**Job:** Scan the material that follows. Copy every line containing the word "screenshot".

**Listing:**
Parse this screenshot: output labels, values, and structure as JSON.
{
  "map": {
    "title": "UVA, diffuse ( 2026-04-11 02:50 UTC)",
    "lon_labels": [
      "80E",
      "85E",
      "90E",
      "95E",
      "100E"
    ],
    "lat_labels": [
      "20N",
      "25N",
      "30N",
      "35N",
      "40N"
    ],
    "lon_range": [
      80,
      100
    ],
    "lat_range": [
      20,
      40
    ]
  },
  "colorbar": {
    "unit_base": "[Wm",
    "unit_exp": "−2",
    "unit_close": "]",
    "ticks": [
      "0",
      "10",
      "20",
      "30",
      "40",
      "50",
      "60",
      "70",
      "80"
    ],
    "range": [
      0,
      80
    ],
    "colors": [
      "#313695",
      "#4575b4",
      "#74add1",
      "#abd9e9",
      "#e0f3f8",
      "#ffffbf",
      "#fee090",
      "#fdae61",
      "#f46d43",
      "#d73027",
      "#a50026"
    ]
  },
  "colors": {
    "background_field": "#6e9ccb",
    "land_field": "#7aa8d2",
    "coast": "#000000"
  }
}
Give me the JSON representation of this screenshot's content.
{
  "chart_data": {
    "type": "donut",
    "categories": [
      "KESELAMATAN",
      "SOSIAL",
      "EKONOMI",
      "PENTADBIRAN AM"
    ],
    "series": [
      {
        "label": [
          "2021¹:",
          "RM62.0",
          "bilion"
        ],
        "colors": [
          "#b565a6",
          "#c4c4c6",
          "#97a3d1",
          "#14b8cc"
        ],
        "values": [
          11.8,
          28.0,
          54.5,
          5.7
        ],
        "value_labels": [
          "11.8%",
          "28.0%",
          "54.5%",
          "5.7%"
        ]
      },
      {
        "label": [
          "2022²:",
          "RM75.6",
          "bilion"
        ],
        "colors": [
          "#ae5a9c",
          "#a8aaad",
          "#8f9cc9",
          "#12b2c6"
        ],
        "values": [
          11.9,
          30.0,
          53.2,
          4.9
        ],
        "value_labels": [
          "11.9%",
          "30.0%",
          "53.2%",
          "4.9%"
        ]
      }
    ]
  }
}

**Response to this exercise:**
Parse this screenshot: output labels, values, and structure as JSON.
Give me the JSON representation of this screenshot's content.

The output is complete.